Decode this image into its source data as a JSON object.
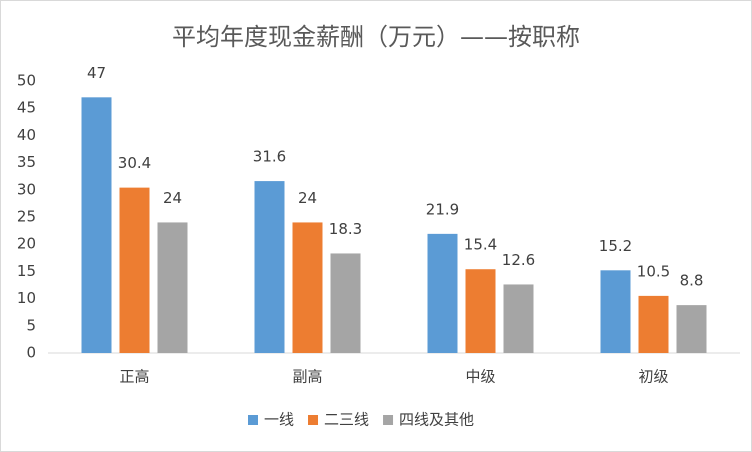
{
  "chart_data": {
    "type": "bar",
    "title": "平均年度现金薪酬（万元）——按职称",
    "categories": [
      "正高",
      "副高",
      "中级",
      "初级"
    ],
    "series": [
      {
        "name": "一线",
        "color": "#5b9bd5",
        "values": [
          47,
          31.6,
          21.9,
          15.2
        ]
      },
      {
        "name": "二三线",
        "color": "#ed7d31",
        "values": [
          30.4,
          24,
          15.4,
          10.5
        ]
      },
      {
        "name": "四线及其他",
        "color": "#a5a5a5",
        "values": [
          24,
          18.3,
          12.6,
          8.8
        ]
      }
    ],
    "ylim": [
      0,
      50
    ],
    "yticks": [
      0,
      5,
      10,
      15,
      20,
      25,
      30,
      35,
      40,
      45,
      50
    ],
    "grid": false,
    "legend": "bottom",
    "data_labels": true
  }
}
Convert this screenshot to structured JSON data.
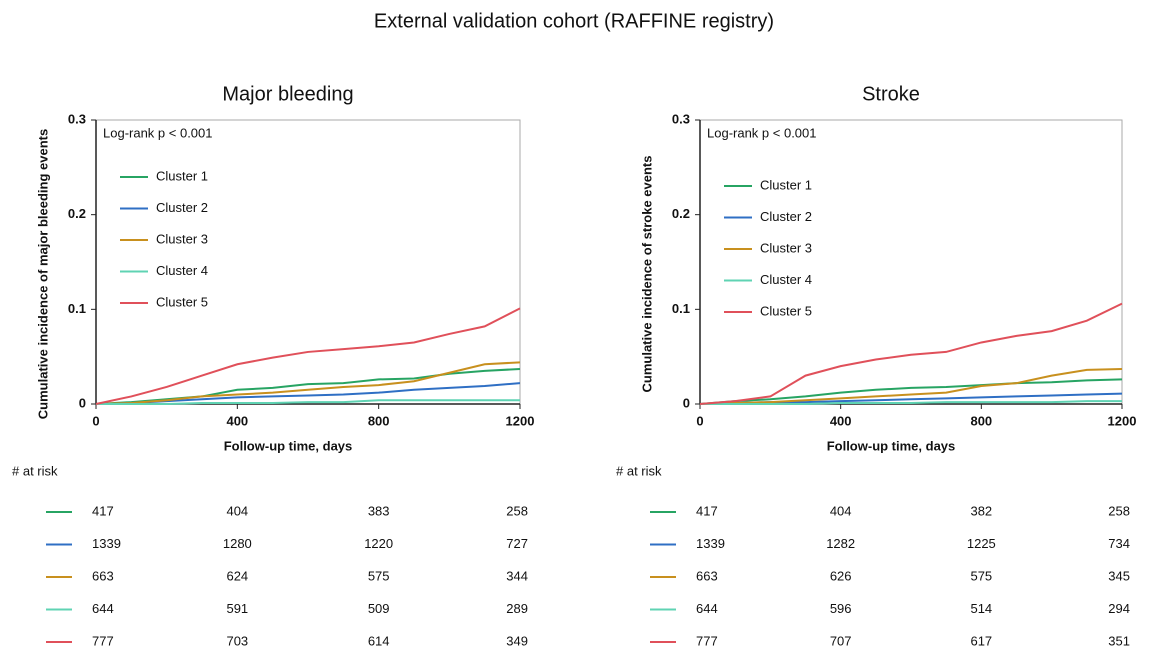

◆ Written task
From the listing above, copy all lines holding the word "color".

◆ Solution below
        "color": "#5b9bd5",
        "color": "#ed7d31",
        "color": "#a5a5a5",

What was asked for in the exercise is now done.